=== Exercise directions ===
Find the lines that hold the word "labels" and return them.

[begin Record excerpts]

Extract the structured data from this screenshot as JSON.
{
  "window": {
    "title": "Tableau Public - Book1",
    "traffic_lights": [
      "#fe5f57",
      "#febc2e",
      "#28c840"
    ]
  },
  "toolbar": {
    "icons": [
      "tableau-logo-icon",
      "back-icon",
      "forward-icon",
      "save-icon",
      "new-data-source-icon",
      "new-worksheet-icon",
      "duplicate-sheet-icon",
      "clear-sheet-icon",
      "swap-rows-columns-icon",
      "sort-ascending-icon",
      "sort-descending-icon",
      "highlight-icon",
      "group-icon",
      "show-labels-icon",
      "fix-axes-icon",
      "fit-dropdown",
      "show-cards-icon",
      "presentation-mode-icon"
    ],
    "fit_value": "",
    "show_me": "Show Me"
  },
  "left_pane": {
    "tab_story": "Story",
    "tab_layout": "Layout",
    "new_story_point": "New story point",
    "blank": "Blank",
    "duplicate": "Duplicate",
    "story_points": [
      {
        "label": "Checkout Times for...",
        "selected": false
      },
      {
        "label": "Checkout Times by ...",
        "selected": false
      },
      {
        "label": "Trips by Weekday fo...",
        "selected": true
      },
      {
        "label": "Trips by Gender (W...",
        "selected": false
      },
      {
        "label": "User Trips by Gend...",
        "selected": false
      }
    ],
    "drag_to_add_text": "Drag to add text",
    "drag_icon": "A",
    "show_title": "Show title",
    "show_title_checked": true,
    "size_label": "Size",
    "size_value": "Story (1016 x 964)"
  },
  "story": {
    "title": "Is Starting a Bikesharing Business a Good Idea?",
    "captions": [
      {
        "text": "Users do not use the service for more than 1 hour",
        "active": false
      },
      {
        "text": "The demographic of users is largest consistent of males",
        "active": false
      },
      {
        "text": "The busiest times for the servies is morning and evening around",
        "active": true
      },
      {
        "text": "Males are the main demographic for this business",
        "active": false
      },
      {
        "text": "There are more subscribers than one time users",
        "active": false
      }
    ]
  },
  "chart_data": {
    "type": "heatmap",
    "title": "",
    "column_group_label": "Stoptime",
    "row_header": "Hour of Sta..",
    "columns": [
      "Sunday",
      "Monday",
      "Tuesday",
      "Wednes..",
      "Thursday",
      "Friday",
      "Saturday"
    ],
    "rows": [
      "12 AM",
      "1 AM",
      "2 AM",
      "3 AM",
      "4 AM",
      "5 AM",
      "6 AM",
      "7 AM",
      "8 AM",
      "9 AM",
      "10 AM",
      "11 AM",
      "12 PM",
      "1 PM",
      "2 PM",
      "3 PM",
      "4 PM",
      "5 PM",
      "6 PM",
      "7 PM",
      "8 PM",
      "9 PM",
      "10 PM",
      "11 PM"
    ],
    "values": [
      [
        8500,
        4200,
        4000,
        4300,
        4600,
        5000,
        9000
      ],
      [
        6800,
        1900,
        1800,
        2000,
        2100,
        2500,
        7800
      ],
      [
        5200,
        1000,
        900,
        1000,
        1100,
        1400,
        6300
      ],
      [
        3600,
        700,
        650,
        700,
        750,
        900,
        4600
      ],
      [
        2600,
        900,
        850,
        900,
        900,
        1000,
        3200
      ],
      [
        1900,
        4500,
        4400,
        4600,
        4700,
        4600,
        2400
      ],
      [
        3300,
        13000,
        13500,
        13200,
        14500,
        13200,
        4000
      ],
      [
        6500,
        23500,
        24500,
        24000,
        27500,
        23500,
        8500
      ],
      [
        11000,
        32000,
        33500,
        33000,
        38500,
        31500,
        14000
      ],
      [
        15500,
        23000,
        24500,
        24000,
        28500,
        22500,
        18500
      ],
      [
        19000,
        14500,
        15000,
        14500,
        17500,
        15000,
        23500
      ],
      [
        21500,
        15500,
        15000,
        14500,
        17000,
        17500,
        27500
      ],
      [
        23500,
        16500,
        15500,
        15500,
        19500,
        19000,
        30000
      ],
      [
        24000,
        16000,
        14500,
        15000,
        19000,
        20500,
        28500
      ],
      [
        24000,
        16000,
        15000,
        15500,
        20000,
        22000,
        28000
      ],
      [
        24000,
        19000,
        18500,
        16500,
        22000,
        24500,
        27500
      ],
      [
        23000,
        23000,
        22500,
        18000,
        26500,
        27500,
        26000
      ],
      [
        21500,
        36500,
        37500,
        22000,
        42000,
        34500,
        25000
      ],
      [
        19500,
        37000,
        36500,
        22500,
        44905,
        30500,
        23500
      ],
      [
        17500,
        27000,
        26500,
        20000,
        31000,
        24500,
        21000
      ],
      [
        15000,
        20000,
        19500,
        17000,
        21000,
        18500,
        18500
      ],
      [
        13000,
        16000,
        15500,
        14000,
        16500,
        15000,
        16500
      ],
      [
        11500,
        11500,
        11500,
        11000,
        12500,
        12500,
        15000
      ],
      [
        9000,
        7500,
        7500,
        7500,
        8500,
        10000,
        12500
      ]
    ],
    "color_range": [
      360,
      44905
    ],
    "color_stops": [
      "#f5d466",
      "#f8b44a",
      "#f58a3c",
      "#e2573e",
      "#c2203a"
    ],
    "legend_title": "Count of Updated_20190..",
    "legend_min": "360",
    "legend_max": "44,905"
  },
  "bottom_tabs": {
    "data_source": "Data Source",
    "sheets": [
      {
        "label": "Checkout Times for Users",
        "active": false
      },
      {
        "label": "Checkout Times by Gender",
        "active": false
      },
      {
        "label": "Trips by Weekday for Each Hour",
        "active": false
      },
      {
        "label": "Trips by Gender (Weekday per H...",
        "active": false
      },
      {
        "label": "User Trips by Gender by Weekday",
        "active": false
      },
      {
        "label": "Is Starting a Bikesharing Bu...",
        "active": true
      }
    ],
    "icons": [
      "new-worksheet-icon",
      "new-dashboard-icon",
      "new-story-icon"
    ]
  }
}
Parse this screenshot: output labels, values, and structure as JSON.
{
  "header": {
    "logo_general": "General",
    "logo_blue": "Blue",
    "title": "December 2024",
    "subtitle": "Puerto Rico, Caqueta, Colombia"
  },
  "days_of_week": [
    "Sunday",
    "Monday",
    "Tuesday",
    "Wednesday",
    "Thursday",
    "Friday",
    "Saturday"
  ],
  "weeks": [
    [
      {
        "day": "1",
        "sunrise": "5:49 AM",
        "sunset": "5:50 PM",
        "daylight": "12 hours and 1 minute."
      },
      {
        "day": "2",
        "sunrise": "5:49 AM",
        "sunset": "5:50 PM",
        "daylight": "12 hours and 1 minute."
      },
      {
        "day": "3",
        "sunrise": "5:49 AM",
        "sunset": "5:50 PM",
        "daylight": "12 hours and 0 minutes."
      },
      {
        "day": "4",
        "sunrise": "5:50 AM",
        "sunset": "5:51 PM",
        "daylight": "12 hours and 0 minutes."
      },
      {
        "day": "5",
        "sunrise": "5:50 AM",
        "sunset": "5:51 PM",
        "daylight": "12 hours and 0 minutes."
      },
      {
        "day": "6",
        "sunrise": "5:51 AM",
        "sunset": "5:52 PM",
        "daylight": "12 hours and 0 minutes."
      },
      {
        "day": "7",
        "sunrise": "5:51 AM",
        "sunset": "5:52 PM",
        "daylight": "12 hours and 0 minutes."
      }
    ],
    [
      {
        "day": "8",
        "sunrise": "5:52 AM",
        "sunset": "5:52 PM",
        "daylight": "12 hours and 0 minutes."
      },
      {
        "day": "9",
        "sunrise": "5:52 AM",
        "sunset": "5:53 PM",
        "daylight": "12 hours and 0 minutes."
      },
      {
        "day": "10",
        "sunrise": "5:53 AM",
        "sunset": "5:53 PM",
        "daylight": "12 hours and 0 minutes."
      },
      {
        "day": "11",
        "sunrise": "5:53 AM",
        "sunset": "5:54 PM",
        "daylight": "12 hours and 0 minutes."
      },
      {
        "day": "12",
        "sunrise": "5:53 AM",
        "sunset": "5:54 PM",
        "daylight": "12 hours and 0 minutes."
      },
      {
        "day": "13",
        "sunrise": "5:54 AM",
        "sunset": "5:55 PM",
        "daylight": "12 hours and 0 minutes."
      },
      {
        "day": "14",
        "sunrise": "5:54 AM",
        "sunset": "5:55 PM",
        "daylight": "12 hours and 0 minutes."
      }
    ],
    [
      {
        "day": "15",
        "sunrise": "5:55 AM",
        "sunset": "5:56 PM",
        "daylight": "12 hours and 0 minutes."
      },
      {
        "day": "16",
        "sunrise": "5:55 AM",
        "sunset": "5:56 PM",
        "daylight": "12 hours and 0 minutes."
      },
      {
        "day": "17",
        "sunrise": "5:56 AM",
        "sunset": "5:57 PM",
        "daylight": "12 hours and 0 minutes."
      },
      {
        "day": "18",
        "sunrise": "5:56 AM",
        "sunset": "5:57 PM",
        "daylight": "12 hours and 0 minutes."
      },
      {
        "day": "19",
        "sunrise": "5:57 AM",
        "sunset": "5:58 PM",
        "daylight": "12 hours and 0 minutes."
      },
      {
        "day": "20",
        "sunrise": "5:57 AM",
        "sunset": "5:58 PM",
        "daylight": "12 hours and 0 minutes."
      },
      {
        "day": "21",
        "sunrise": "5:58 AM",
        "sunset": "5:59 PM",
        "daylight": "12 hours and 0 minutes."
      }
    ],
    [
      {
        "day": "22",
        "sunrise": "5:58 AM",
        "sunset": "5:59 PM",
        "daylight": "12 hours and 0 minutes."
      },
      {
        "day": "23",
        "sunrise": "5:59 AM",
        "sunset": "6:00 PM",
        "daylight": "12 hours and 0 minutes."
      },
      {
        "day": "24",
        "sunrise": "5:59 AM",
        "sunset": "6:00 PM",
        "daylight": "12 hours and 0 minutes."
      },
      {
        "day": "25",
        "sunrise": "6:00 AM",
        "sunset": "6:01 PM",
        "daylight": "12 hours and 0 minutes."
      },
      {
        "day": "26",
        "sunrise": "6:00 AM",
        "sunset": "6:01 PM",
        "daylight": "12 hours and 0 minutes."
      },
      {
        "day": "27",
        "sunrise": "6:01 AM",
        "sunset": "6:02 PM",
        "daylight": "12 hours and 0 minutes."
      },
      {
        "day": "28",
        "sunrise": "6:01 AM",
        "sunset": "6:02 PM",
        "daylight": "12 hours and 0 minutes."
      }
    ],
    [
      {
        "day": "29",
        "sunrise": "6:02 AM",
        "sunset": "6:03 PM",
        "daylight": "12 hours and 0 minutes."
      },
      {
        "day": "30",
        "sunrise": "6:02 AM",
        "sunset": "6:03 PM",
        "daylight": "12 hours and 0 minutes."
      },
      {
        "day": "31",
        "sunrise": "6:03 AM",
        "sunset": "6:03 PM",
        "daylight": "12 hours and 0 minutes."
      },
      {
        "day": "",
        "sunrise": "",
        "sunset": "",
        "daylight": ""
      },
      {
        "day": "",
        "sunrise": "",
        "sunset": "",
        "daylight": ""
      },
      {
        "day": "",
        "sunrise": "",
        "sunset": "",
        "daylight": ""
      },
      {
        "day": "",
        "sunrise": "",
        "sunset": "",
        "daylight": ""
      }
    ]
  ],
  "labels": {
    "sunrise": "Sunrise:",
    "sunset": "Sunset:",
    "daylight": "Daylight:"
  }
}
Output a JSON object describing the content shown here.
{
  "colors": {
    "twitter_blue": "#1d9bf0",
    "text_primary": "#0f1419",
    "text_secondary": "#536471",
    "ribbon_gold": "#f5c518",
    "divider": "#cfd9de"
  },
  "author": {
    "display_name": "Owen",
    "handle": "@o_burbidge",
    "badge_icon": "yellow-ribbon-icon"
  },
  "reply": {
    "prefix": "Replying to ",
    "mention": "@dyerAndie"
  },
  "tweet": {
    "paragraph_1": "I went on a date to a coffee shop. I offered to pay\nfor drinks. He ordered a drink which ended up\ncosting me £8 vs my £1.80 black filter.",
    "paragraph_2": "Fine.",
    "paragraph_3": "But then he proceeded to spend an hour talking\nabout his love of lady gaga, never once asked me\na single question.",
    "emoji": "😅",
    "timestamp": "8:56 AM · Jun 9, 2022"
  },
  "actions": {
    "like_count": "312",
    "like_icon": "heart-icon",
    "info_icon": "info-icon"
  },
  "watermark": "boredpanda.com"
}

[end Record excerpts]

=== Output of the exercise ===
      "show-labels-icon",
Parse this screenshot: output labels, values, and structure as JSON.
  "labels": {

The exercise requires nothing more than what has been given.